### WHAT YOU NEED TO DO
Return each line containing the string "procent".

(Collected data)
◇ ◇ ◇ ◇
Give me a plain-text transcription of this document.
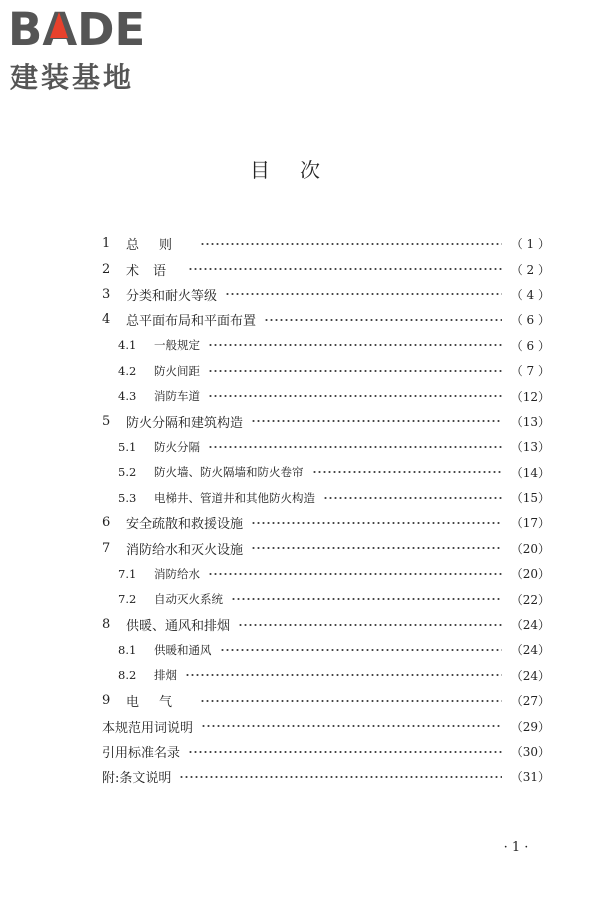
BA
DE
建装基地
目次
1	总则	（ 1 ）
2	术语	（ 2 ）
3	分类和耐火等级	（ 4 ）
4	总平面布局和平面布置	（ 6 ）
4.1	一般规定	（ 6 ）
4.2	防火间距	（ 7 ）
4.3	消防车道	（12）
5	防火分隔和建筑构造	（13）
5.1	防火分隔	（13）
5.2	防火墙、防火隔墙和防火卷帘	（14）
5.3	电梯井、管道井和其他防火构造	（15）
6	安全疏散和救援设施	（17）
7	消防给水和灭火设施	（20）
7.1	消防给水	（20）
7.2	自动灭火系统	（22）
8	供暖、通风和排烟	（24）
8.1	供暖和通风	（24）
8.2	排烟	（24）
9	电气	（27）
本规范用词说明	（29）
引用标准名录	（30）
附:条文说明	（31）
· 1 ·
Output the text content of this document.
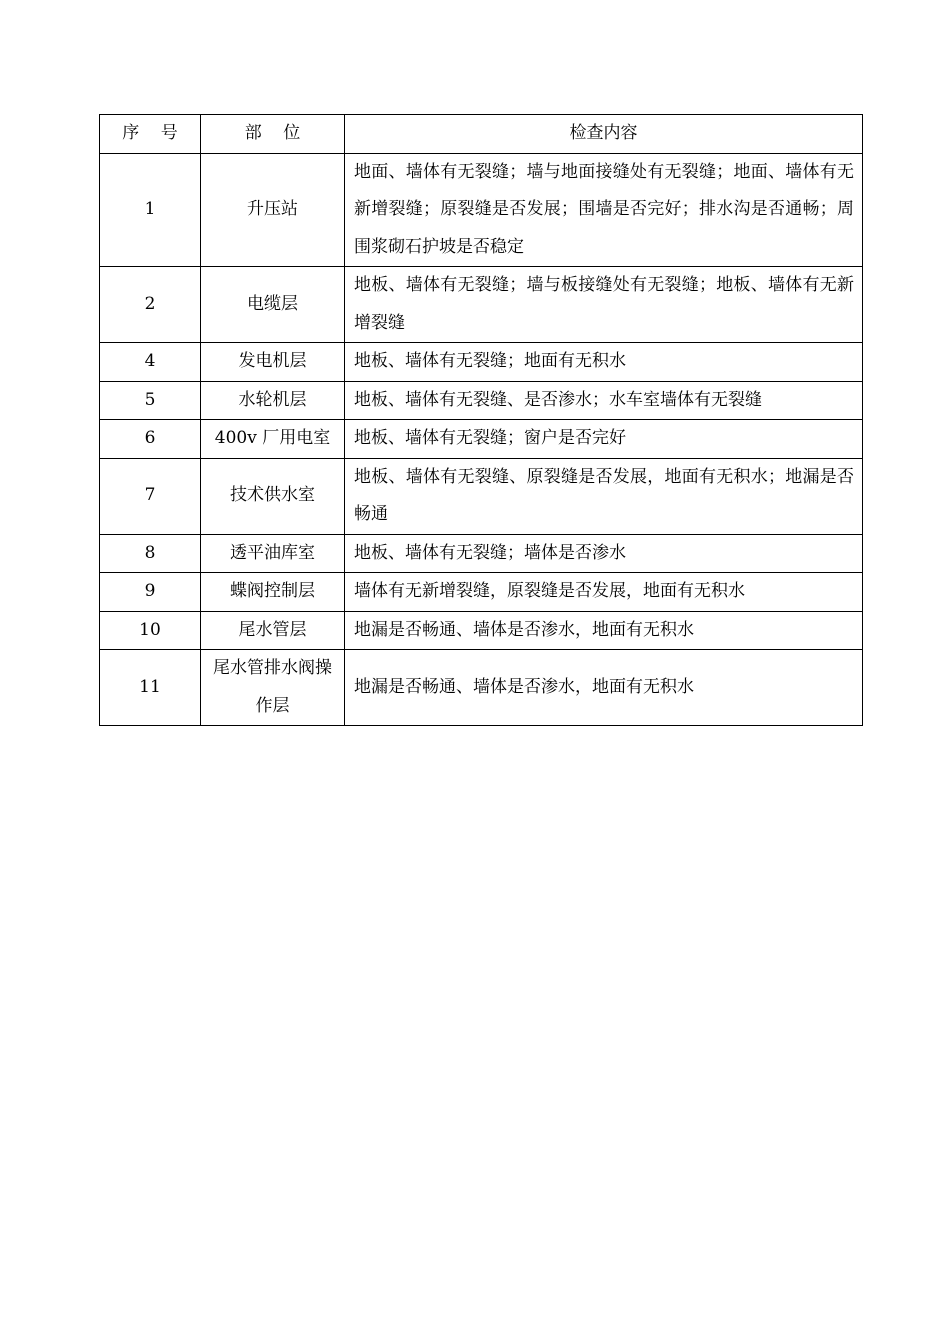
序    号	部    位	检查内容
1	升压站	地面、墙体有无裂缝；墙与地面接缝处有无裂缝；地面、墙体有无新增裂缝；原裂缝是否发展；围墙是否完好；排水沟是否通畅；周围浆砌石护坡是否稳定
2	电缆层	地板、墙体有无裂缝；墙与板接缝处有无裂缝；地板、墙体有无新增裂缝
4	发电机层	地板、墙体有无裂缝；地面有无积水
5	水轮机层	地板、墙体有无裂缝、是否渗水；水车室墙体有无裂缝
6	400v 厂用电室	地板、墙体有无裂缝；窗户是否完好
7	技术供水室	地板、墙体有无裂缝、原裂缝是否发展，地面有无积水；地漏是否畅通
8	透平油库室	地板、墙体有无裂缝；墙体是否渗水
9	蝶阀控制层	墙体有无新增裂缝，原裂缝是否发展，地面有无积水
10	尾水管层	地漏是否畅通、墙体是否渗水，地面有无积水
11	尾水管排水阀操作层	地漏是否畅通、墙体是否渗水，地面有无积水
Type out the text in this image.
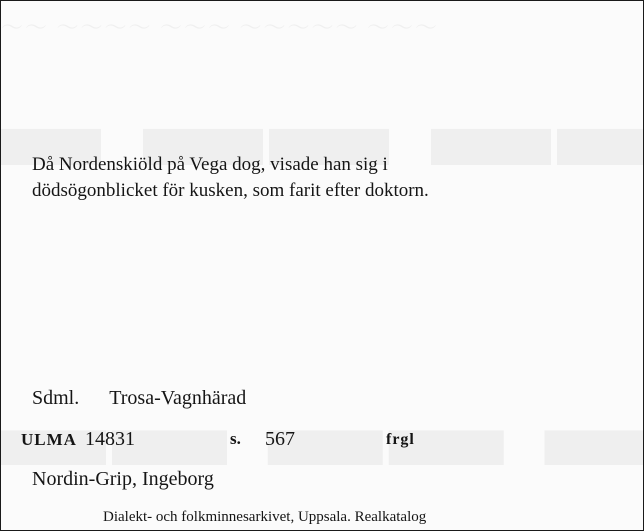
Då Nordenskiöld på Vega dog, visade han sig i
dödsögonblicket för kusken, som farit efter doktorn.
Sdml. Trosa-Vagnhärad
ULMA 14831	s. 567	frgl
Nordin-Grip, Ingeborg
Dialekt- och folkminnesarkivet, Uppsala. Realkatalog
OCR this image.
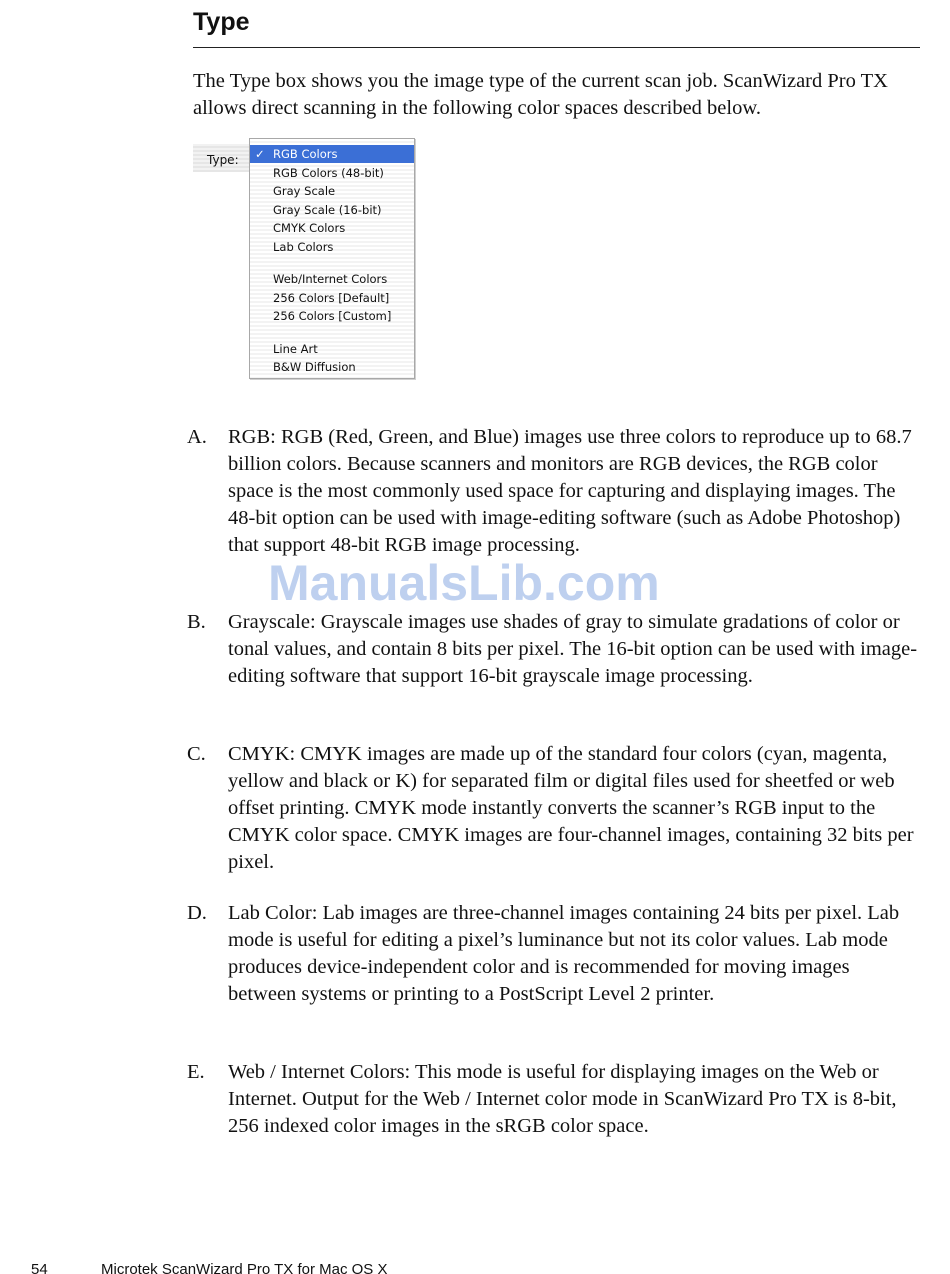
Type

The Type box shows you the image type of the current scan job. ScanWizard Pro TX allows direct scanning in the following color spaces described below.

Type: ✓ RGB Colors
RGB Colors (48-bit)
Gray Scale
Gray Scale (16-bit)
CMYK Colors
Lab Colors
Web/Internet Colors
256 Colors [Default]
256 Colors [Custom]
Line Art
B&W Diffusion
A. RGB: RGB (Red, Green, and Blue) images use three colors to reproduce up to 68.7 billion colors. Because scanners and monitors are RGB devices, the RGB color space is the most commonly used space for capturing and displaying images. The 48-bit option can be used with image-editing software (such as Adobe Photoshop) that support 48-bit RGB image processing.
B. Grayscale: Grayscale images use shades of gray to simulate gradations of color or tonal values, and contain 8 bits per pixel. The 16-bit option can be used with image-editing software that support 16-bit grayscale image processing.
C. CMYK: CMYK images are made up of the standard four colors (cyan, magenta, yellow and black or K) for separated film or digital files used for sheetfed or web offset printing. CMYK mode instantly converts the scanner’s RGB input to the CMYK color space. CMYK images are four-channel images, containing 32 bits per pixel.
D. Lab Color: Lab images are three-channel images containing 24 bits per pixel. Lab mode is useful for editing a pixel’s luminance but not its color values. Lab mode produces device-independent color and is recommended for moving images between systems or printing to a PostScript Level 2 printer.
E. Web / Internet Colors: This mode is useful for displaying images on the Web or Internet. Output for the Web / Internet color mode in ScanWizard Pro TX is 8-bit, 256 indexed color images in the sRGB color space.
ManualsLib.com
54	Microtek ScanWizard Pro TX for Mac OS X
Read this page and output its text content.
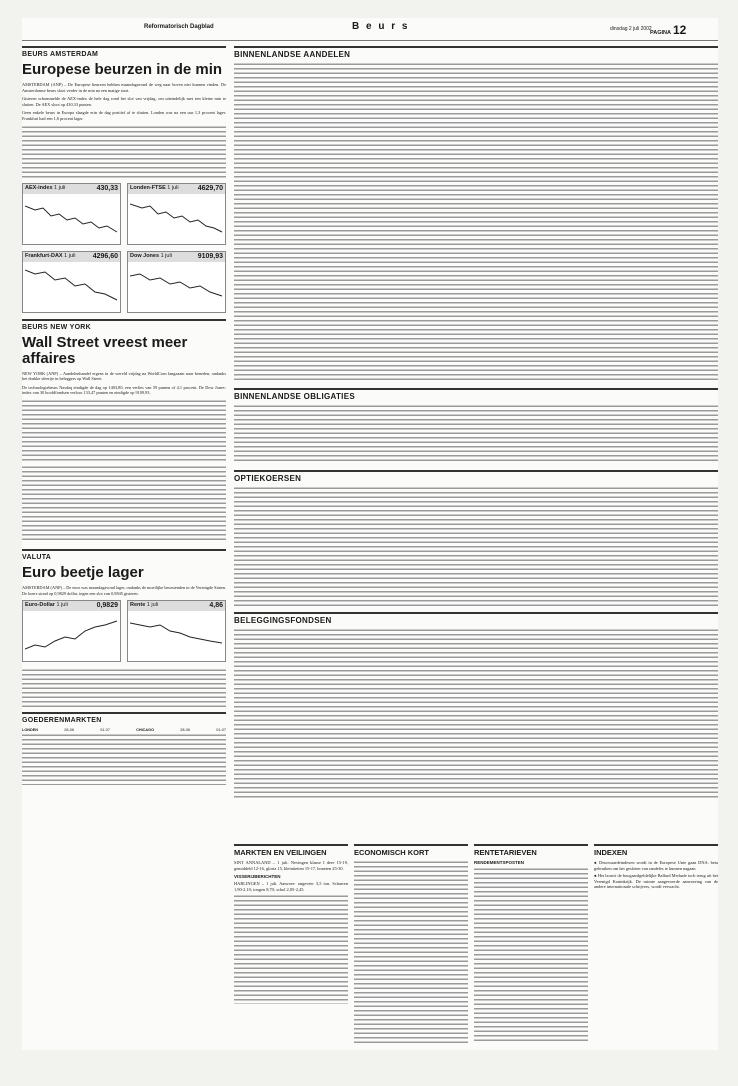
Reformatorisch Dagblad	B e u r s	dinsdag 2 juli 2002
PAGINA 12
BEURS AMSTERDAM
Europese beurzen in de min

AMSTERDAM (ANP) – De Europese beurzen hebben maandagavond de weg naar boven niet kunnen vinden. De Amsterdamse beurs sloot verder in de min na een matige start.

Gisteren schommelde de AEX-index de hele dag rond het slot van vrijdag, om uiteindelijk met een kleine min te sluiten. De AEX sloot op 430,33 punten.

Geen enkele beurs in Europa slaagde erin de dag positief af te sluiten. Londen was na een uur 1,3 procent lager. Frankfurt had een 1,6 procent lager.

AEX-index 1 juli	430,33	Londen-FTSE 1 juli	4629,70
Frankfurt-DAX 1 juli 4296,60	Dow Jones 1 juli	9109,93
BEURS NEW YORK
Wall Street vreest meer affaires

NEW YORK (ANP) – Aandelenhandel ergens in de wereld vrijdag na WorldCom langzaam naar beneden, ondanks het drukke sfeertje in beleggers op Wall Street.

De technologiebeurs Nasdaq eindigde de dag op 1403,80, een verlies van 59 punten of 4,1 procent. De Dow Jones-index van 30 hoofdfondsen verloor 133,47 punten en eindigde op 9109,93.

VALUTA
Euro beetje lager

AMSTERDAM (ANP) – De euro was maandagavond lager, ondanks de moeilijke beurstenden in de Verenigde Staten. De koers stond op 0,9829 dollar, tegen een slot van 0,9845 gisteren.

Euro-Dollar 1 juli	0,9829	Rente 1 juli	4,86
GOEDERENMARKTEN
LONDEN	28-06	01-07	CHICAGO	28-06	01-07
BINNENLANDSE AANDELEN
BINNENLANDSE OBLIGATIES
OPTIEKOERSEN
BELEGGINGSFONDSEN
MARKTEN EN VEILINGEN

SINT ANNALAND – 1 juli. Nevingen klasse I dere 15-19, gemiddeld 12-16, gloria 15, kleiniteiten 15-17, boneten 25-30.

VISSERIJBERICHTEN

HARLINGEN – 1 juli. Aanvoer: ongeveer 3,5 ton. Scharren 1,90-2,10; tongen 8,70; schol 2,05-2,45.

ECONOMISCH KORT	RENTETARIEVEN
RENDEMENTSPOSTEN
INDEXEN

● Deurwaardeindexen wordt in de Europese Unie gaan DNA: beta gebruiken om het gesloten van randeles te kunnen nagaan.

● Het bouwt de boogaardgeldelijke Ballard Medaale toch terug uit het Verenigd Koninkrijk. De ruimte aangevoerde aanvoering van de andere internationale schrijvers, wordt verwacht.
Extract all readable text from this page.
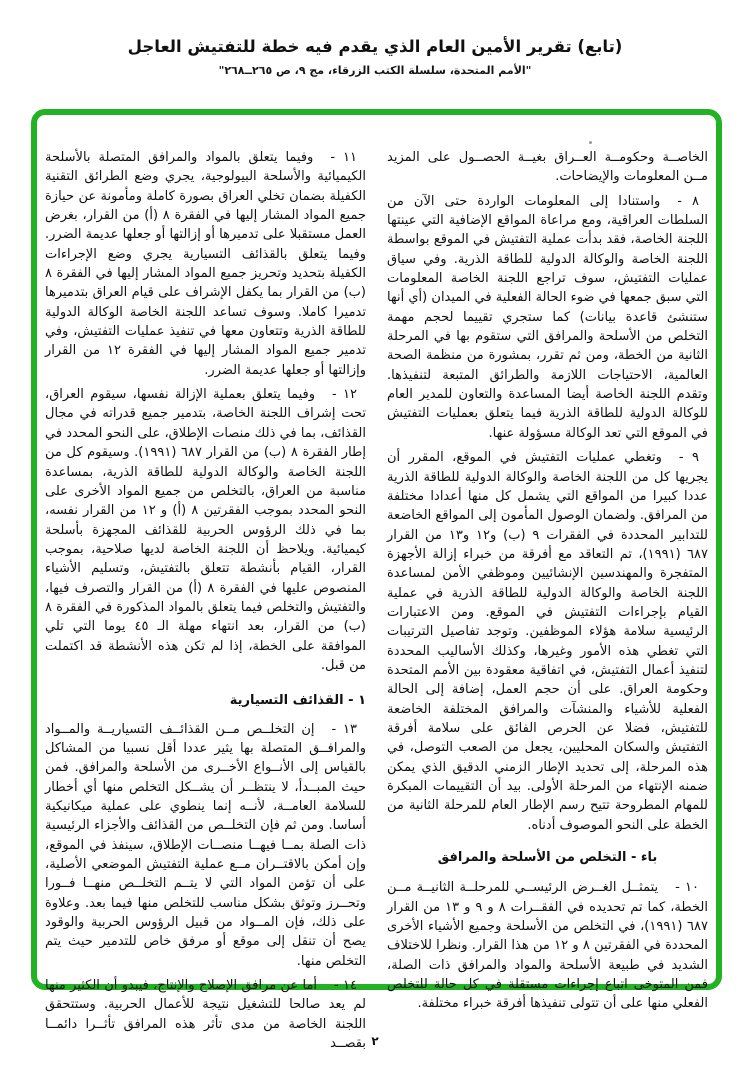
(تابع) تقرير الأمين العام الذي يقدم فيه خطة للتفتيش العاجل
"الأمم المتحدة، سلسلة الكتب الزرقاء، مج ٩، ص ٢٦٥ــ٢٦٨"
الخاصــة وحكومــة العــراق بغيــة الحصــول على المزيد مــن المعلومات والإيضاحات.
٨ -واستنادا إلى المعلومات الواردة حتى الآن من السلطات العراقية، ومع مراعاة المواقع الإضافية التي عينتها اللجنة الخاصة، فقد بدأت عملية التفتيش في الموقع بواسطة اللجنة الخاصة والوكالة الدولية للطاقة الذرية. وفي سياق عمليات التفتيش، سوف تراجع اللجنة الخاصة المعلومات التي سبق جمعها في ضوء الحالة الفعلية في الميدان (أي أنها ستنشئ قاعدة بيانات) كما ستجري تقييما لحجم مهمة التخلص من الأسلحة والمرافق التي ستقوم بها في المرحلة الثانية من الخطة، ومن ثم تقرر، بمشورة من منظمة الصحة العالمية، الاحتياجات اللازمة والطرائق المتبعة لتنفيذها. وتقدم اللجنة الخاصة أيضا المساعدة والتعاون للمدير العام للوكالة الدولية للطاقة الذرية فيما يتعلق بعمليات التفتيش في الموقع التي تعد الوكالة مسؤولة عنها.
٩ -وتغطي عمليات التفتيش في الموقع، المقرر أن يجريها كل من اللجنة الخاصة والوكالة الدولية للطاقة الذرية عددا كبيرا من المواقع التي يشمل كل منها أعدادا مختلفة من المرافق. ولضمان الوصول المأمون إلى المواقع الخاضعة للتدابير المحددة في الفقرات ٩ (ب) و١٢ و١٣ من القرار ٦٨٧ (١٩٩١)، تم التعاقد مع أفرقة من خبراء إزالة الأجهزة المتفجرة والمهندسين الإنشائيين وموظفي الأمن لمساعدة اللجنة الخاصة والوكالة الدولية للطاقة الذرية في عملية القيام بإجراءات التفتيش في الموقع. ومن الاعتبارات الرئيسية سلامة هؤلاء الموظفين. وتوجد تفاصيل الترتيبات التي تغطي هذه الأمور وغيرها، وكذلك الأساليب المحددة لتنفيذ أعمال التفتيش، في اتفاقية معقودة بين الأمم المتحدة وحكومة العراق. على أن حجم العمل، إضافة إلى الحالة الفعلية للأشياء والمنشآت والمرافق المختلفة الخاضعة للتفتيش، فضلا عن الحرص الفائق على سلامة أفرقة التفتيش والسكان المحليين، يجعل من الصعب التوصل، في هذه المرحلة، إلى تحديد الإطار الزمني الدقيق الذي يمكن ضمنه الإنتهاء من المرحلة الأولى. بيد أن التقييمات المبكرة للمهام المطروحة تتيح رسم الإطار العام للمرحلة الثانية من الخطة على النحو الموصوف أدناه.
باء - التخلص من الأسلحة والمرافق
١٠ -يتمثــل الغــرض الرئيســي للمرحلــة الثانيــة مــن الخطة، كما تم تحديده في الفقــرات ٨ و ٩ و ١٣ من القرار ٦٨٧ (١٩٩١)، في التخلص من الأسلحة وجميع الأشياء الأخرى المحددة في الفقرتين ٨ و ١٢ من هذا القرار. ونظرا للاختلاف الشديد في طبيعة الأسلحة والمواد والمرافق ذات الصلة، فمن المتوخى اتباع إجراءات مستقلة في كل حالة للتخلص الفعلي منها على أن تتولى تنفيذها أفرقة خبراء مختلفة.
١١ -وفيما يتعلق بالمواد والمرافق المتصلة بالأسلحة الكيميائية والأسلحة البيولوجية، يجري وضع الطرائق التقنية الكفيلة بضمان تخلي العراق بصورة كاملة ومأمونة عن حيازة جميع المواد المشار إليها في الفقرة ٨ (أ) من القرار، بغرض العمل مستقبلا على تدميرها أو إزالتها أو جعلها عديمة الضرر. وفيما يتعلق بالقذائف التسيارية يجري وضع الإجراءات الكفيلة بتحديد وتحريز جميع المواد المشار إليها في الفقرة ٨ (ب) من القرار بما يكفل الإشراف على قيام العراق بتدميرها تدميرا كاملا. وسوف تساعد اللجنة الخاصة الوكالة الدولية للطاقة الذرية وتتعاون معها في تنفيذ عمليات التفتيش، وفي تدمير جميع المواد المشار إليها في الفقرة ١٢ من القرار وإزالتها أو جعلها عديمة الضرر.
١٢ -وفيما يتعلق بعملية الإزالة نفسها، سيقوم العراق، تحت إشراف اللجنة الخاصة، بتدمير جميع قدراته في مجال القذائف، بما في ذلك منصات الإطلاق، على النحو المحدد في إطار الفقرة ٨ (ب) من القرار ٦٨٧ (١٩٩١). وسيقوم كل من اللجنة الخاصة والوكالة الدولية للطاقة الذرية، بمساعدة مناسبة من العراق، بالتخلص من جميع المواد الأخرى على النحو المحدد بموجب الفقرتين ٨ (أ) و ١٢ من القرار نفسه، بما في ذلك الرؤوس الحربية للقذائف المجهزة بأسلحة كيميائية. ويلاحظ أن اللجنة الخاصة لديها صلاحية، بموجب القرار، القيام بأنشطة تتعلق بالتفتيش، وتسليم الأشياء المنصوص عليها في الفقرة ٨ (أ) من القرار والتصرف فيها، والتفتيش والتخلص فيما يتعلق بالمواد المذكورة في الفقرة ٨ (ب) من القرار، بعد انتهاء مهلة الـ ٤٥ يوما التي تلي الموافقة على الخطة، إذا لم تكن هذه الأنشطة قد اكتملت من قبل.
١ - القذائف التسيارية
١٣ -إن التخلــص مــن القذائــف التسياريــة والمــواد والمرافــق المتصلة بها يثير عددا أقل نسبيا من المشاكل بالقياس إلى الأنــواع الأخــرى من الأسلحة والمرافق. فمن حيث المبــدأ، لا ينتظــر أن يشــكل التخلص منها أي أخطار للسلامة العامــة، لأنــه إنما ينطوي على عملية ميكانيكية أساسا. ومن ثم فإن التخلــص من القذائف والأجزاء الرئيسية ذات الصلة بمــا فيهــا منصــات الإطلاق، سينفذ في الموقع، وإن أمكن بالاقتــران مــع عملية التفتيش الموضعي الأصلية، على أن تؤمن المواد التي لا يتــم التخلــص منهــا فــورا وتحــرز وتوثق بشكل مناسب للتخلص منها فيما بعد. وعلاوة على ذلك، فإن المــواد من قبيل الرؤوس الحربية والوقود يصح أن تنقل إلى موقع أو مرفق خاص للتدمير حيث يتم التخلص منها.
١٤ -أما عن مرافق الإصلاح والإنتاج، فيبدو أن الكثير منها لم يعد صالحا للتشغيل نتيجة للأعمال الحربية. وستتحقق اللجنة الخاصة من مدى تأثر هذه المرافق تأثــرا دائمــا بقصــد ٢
◇ ◇ ◇ ◇
### THE ANSWER
Geen enkele beurs in Europa slaagde erin de dag positief af te sluiten. Londen was na een uur 1,3 procent lager. Frankfurt had een 1,6 procent lager.
De technologiebeurs Nasdaq eindigde de dag op 1403,80, een verlies van 59 punten of 4,1 procent. De Dow Jones-index van 30 hoofdfondsen verloor 133,47 punten en eindigde op 9109,93.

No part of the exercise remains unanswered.